Begin Exercise materials

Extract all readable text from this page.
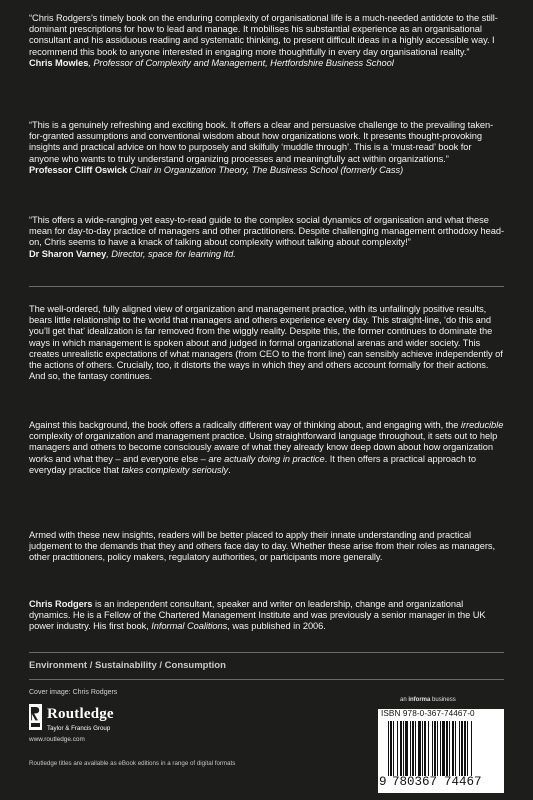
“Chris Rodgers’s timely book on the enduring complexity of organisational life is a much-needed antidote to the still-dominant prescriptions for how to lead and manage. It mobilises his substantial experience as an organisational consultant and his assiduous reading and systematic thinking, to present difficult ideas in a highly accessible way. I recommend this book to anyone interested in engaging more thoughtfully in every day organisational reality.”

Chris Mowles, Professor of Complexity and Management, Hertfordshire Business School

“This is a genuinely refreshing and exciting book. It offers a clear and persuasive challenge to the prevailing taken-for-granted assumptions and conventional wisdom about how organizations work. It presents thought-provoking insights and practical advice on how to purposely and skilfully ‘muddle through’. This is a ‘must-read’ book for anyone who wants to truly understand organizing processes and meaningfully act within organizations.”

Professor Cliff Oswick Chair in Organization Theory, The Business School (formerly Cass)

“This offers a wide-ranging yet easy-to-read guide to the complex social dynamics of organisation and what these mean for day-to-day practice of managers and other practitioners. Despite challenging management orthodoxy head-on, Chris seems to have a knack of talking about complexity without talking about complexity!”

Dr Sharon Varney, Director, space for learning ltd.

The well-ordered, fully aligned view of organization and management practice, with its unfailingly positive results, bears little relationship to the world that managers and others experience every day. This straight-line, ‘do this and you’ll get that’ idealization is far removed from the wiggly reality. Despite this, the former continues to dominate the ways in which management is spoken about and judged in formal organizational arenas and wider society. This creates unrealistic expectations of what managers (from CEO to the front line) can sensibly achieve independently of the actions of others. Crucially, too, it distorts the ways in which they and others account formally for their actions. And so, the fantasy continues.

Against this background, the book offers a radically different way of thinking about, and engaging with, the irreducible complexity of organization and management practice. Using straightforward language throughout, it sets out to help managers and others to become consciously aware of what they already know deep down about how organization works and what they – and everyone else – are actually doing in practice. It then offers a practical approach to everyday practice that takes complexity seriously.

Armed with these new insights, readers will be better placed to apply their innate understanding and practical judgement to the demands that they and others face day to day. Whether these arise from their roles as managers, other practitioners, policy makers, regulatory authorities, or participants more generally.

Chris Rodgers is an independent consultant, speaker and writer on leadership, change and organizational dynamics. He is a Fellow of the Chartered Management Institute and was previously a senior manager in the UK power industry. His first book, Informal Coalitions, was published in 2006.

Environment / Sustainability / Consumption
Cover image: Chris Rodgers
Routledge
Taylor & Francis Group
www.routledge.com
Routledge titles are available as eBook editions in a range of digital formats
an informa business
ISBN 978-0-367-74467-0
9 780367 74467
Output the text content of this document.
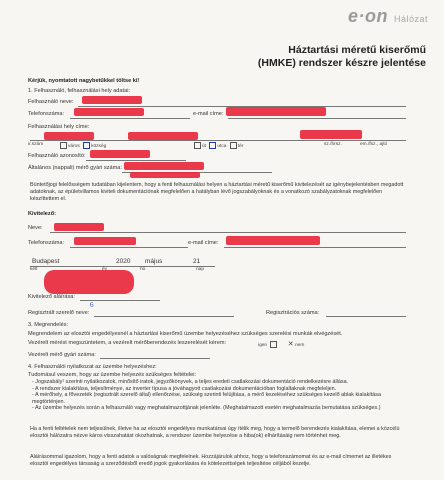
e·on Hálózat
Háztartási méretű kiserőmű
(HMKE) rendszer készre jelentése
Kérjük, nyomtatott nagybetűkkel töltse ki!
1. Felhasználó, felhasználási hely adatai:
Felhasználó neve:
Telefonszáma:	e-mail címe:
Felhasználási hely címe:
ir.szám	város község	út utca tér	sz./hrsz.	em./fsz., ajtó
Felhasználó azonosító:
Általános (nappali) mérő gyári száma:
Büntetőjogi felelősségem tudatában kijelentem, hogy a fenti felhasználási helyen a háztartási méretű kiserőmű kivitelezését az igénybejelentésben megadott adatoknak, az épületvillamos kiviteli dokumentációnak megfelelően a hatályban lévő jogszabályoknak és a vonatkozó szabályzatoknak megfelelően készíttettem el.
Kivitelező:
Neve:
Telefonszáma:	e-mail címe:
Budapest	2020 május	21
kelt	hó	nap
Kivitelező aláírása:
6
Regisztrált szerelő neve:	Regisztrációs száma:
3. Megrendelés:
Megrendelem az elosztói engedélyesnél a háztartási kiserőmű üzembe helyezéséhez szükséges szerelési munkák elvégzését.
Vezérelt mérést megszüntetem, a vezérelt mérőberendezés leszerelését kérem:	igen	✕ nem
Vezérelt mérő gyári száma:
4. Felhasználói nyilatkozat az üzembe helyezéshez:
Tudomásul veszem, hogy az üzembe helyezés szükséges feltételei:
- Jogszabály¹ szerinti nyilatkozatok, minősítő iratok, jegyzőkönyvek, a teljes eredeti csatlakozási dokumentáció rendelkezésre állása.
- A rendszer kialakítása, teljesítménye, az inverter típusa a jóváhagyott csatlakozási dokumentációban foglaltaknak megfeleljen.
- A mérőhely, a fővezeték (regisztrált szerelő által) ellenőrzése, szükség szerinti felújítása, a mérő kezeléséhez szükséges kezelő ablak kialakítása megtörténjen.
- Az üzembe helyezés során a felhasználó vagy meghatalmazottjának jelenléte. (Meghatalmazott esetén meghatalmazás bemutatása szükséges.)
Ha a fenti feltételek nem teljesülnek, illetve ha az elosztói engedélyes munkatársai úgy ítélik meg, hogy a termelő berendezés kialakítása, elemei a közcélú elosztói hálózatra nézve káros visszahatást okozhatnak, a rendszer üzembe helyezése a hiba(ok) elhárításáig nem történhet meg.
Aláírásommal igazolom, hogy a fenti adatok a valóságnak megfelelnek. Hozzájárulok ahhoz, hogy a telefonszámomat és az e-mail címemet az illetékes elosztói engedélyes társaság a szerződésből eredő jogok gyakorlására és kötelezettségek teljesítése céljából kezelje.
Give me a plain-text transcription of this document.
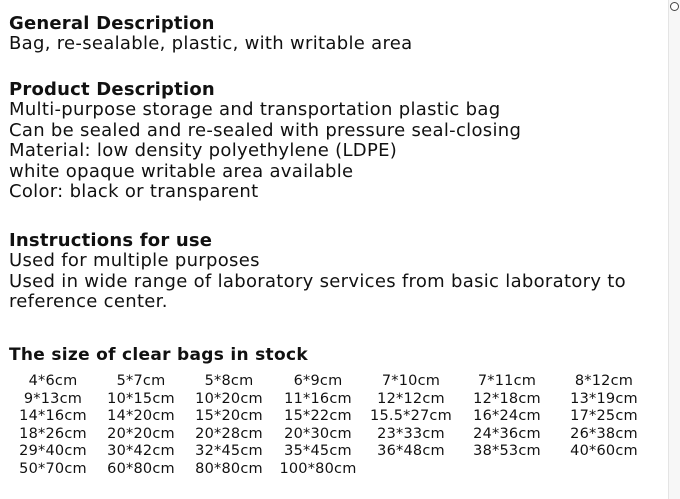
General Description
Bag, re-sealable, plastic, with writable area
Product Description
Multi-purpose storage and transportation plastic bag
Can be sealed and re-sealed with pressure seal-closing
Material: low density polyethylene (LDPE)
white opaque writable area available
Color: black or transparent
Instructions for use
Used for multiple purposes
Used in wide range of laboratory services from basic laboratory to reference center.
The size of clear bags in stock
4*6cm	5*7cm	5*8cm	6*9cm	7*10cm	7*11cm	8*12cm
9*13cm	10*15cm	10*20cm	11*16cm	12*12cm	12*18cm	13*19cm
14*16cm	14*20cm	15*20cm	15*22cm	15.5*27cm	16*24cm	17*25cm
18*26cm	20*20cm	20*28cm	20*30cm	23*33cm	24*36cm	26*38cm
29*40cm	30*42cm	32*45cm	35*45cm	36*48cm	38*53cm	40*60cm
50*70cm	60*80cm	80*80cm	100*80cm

End Exercise materials

Task instructions → Your task is an exact transcription of all the data, minus the pictures.

Expected answer →
Extract all readable text from this page.
“Chris Rodgers’s timely book on the enduring complexity of organisational life is a much-needed antidote to the still-dominant prescriptions for how to lead and manage. It mobilises his substantial experience as an organisational consultant and his assiduous reading and systematic thinking, to present difficult ideas in a highly accessible way. I recommend this book to anyone interested in engaging more thoughtfully in every day organisational reality.”

Chris Mowles, Professor of Complexity and Management, Hertfordshire Business School

“This is a genuinely refreshing and exciting book. It offers a clear and persuasive challenge to the prevailing taken-for-granted assumptions and conventional wisdom about how organizations work. It presents thought-provoking insights and practical advice on how to purposely and skilfully ‘muddle through’. This is a ‘must-read’ book for anyone who wants to truly understand organizing processes and meaningfully act within organizations.”

Professor Cliff Oswick Chair in Organization Theory, The Business School (formerly Cass)

“This offers a wide-ranging yet easy-to-read guide to the complex social dynamics of organisation and what these mean for day-to-day practice of managers and other practitioners. Despite challenging management orthodoxy head-on, Chris seems to have a knack of talking about complexity without talking about complexity!”

Dr Sharon Varney, Director, space for learning ltd.

The well-ordered, fully aligned view of organization and management practice, with its unfailingly positive results, bears little relationship to the world that managers and others experience every day. This straight-line, ‘do this and you’ll get that’ idealization is far removed from the wiggly reality. Despite this, the former continues to dominate the ways in which management is spoken about and judged in formal organizational arenas and wider society. This creates unrealistic expectations of what managers (from CEO to the front line) can sensibly achieve independently of the actions of others. Crucially, too, it distorts the ways in which they and others account formally for their actions. And so, the fantasy continues.

Against this background, the book offers a radically different way of thinking about, and engaging with, the irreducible complexity of organization and management practice. Using straightforward language throughout, it sets out to help managers and others to become consciously aware of what they already know deep down about how organization works and what they – and everyone else – are actually doing in practice. It then offers a practical approach to everyday practice that takes complexity seriously.

Armed with these new insights, readers will be better placed to apply their innate understanding and practical judgement to the demands that they and others face day to day. Whether these arise from their roles as managers, other practitioners, policy makers, regulatory authorities, or participants more generally.

Chris Rodgers is an independent consultant, speaker and writer on leadership, change and organizational dynamics. He is a Fellow of the Chartered Management Institute and was previously a senior manager in the UK power industry. His first book, Informal Coalitions, was published in 2006.

Environment / Sustainability / Consumption
Cover image: Chris Rodgers
Routledge
Taylor & Francis Group
www.routledge.com
Routledge titles are available as eBook editions in a range of digital formats
an informa business
ISBN 978-0-367-74467-0
9 780367 74467
Output the text content of this document.
e·on Hálózat
Háztartási méretű kiserőmű
(HMKE) rendszer készre jelentése
Kérjük, nyomtatott nagybetűkkel töltse ki!
1. Felhasználó, felhasználási hely adatai:
Felhasználó neve:
Telefonszáma:	e-mail címe:
Felhasználási hely címe:
ir.szám	város község	út utca tér	sz./hrsz.	em./fsz., ajtó
Felhasználó azonosító:
Általános (nappali) mérő gyári száma:
Büntetőjogi felelősségem tudatában kijelentem, hogy a fenti felhasználási helyen a háztartási méretű kiserőmű kivitelezését az igénybejelentésben megadott adatoknak, az épületvillamos kiviteli dokumentációnak megfelelően a hatályban lévő jogszabályoknak és a vonatkozó szabályzatoknak megfelelően készíttettem el.
Kivitelező:
Neve:
Telefonszáma:	e-mail címe:
Budapest	2020 május	21
kelt	hó	nap
Kivitelező aláírása:
6
Regisztrált szerelő neve:	Regisztrációs száma:
3. Megrendelés:
Megrendelem az elosztói engedélyesnél a háztartási kiserőmű üzembe helyezéséhez szükséges szerelési munkák elvégzését.
Vezérelt mérést megszüntetem, a vezérelt mérőberendezés leszerelését kérem:	igen	✕ nem
Vezérelt mérő gyári száma:
4. Felhasználói nyilatkozat az üzembe helyezéshez:
Tudomásul veszem, hogy az üzembe helyezés szükséges feltételei:
- Jogszabály¹ szerinti nyilatkozatok, minősítő iratok, jegyzőkönyvek, a teljes eredeti csatlakozási dokumentáció rendelkezésre állása.
- A rendszer kialakítása, teljesítménye, az inverter típusa a jóváhagyott csatlakozási dokumentációban foglaltaknak megfeleljen.
- A mérőhely, a fővezeték (regisztrált szerelő által) ellenőrzése, szükség szerinti felújítása, a mérő kezeléséhez szükséges kezelő ablak kialakítása megtörténjen.
- Az üzembe helyezés során a felhasználó vagy meghatalmazottjának jelenléte. (Meghatalmazott esetén meghatalmazás bemutatása szükséges.)
Ha a fenti feltételek nem teljesülnek, illetve ha az elosztói engedélyes munkatársai úgy ítélik meg, hogy a termelő berendezés kialakítása, elemei a közcélú elosztói hálózatra nézve káros visszahatást okozhatnak, a rendszer üzembe helyezése a hiba(ok) elhárításáig nem történhet meg.
Aláírásommal igazolom, hogy a fenti adatok a valóságnak megfelelnek. Hozzájárulok ahhoz, hogy a telefonszámomat és az e-mail címemet az illetékes elosztói engedélyes társaság a szerződésből eredő jogok gyakorlására és kötelezettségek teljesítése céljából kezelje.
Give me a plain-text transcription of this document.
General Description
Bag, re-sealable, plastic, with writable area
Product Description
Multi-purpose storage and transportation plastic bag
Can be sealed and re-sealed with pressure seal-closing
Material: low density polyethylene (LDPE)
white opaque writable area available
Color: black or transparent
Instructions for use
Used for multiple purposes
Used in wide range of laboratory services from basic laboratory to reference center.
The size of clear bags in stock
4*6cm	5*7cm	5*8cm	6*9cm	7*10cm	7*11cm	8*12cm
9*13cm	10*15cm	10*20cm	11*16cm	12*12cm	12*18cm	13*19cm
14*16cm	14*20cm	15*20cm	15*22cm	15.5*27cm	16*24cm	17*25cm
18*26cm	20*20cm	20*28cm	20*30cm	23*33cm	24*36cm	26*38cm
29*40cm	30*42cm	32*45cm	35*45cm	36*48cm	38*53cm	40*60cm
50*70cm	60*80cm	80*80cm	100*80cm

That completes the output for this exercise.